- Your objective -
Output nothing but the lines from the line with "Read this page and output its text content." through the end of the listing below, both ends included.

- Working data -
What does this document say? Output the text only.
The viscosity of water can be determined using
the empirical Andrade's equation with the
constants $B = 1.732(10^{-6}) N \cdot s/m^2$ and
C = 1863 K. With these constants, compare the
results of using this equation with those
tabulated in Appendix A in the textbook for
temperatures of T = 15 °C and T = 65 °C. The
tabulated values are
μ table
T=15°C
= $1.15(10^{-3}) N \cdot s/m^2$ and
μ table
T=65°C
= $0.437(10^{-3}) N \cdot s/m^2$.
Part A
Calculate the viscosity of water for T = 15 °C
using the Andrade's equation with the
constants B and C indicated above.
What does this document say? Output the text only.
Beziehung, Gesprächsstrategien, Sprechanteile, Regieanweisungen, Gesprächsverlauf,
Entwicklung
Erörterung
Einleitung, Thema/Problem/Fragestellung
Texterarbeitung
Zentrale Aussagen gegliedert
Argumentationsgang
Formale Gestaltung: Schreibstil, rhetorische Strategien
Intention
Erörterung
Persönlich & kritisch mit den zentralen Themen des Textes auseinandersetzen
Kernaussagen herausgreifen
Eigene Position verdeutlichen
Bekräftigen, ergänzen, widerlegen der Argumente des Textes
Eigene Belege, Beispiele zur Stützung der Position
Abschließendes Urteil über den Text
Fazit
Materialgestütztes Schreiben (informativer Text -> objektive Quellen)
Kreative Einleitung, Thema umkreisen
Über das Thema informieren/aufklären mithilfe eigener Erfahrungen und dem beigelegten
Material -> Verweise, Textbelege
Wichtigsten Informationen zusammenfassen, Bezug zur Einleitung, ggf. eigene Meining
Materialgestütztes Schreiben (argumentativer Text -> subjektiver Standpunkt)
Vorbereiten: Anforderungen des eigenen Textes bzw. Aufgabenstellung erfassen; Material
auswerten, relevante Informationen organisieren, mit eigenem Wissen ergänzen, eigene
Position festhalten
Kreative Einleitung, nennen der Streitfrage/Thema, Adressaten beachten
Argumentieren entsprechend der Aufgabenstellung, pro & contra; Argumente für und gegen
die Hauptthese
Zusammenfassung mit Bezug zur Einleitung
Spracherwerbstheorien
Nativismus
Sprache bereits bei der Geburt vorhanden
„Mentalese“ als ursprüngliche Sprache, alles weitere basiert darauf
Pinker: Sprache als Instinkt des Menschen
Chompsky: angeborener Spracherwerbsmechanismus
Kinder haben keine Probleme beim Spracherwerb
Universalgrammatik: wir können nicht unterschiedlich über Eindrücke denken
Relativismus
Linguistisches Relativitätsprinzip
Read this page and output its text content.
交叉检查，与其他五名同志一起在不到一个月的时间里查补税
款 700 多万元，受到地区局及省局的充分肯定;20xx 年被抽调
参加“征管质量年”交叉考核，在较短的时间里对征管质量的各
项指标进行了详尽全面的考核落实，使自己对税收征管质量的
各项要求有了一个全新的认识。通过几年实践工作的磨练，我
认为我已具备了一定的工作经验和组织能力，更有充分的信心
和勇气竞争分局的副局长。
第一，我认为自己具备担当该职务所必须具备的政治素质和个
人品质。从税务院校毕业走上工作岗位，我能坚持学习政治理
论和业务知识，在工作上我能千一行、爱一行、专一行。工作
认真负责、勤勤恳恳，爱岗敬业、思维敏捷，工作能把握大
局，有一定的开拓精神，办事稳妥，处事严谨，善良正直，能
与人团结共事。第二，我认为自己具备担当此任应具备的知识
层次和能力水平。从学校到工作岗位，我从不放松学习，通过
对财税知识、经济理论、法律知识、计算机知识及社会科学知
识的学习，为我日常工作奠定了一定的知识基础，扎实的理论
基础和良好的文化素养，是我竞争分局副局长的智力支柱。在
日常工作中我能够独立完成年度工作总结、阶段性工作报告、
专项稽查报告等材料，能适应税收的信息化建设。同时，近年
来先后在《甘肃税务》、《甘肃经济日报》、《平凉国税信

- Reply to the exercise -
Read this page and output its text content.
交叉检查，与其他五名同志一起在不到一个月的时间里查补税
款 700 多万元，受到地区局及省局的充分肯定;20xx 年被抽调
参加“征管质量年”交叉考核，在较短的时间里对征管质量的各
项指标进行了详尽全面的考核落实，使自己对税收征管质量的
各项要求有了一个全新的认识。通过几年实践工作的磨练，我
认为我已具备了一定的工作经验和组织能力，更有充分的信心
和勇气竞争分局的副局长。
第一，我认为自己具备担当该职务所必须具备的政治素质和个
人品质。从税务院校毕业走上工作岗位，我能坚持学习政治理
论和业务知识，在工作上我能千一行、爱一行、专一行。工作
认真负责、勤勤恳恳，爱岗敬业、思维敏捷，工作能把握大
局，有一定的开拓精神，办事稳妥，处事严谨，善良正直，能
与人团结共事。第二，我认为自己具备担当此任应具备的知识
层次和能力水平。从学校到工作岗位，我从不放松学习，通过
对财税知识、经济理论、法律知识、计算机知识及社会科学知
识的学习，为我日常工作奠定了一定的知识基础，扎实的理论
基础和良好的文化素养，是我竞争分局副局长的智力支柱。在
日常工作中我能够独立完成年度工作总结、阶段性工作报告、
专项稽查报告等材料，能适应税收的信息化建设。同时，近年
来先后在《甘肃税务》、《甘肃经济日报》、《平凉国税信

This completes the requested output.